Each line should be copied exactly.

MATERIAL PROVIDED.
□ □ □ □ □
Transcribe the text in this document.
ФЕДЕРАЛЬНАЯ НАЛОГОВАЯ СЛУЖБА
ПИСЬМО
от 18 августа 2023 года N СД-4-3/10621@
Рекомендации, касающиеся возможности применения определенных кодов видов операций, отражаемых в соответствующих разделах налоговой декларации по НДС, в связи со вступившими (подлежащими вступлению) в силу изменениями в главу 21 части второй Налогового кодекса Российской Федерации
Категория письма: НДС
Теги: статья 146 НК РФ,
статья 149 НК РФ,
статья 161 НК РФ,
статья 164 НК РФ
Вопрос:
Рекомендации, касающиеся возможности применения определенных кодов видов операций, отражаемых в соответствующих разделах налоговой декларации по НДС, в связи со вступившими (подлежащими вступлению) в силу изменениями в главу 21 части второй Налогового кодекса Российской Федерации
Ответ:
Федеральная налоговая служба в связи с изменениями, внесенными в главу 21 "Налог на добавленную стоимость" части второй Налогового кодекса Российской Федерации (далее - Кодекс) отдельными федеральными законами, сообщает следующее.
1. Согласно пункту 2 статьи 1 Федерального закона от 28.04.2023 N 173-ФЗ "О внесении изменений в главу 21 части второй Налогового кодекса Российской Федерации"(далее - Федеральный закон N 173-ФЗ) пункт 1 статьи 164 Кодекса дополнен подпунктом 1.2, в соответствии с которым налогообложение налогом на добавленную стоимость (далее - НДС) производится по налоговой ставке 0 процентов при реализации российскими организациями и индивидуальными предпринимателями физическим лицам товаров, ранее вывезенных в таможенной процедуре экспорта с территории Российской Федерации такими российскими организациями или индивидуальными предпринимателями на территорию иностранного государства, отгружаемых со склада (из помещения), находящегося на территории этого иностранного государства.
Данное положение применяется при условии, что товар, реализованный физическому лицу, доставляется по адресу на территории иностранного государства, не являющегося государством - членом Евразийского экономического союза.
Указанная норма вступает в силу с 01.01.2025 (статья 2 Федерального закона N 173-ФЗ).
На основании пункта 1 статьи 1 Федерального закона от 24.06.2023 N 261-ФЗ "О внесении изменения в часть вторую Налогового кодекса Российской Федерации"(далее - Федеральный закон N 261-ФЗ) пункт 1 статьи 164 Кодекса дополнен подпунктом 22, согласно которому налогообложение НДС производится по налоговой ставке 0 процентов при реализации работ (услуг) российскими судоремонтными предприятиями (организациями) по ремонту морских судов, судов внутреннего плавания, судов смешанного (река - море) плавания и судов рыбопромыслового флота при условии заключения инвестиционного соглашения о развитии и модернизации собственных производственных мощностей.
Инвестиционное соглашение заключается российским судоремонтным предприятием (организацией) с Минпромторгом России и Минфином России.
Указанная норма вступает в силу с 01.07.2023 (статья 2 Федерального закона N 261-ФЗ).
□ □ □ □ □
FINAL ANSWER.
Transcribe the text in this document.
ФЕДЕРАЛЬНАЯ НАЛОГОВАЯ СЛУЖБА
ПИСЬМО
от 18 августа 2023 года N СД-4-3/10621@
Рекомендации, касающиеся возможности применения определенных кодов видов операций, отражаемых в соответствующих разделах налоговой декларации по НДС, в связи со вступившими (подлежащими вступлению) в силу изменениями в главу 21 части второй Налогового кодекса Российской Федерации
Категория письма: НДС
Теги: статья 146 НК РФ,
статья 149 НК РФ,
статья 161 НК РФ,
статья 164 НК РФ
Вопрос:
Рекомендации, касающиеся возможности применения определенных кодов видов операций, отражаемых в соответствующих разделах налоговой декларации по НДС, в связи со вступившими (подлежащими вступлению) в силу изменениями в главу 21 части второй Налогового кодекса Российской Федерации
Ответ:
Федеральная налоговая служба в связи с изменениями, внесенными в главу 21 "Налог на добавленную стоимость" части второй Налогового кодекса Российской Федерации (далее - Кодекс) отдельными федеральными законами, сообщает следующее.
1. Согласно пункту 2 статьи 1 Федерального закона от 28.04.2023 N 173-ФЗ "О внесении изменений в главу 21 части второй Налогового кодекса Российской Федерации"(далее - Федеральный закон N 173-ФЗ) пункт 1 статьи 164 Кодекса дополнен подпунктом 1.2, в соответствии с которым налогообложение налогом на добавленную стоимость (далее - НДС) производится по налоговой ставке 0 процентов при реализации российскими организациями и индивидуальными предпринимателями физическим лицам товаров, ранее вывезенных в таможенной процедуре экспорта с территории Российской Федерации такими российскими организациями или индивидуальными предпринимателями на территорию иностранного государства, отгружаемых со склада (из помещения), находящегося на территории этого иностранного государства.
Данное положение применяется при условии, что товар, реализованный физическому лицу, доставляется по адресу на территории иностранного государства, не являющегося государством - членом Евразийского экономического союза.
Указанная норма вступает в силу с 01.01.2025 (статья 2 Федерального закона N 173-ФЗ).
На основании пункта 1 статьи 1 Федерального закона от 24.06.2023 N 261-ФЗ "О внесении изменения в часть вторую Налогового кодекса Российской Федерации"(далее - Федеральный закон N 261-ФЗ) пункт 1 статьи 164 Кодекса дополнен подпунктом 22, согласно которому налогообложение НДС производится по налоговой ставке 0 процентов при реализации работ (услуг) российскими судоремонтными предприятиями (организациями) по ремонту морских судов, судов внутреннего плавания, судов смешанного (река - море) плавания и судов рыбопромыслового флота при условии заключения инвестиционного соглашения о развитии и модернизации собственных производственных мощностей.
Инвестиционное соглашение заключается российским судоремонтным предприятием (организацией) с Минпромторгом России и Минфином России.
Указанная норма вступает в силу с 01.07.2023 (статья 2 Федерального закона N 261-ФЗ).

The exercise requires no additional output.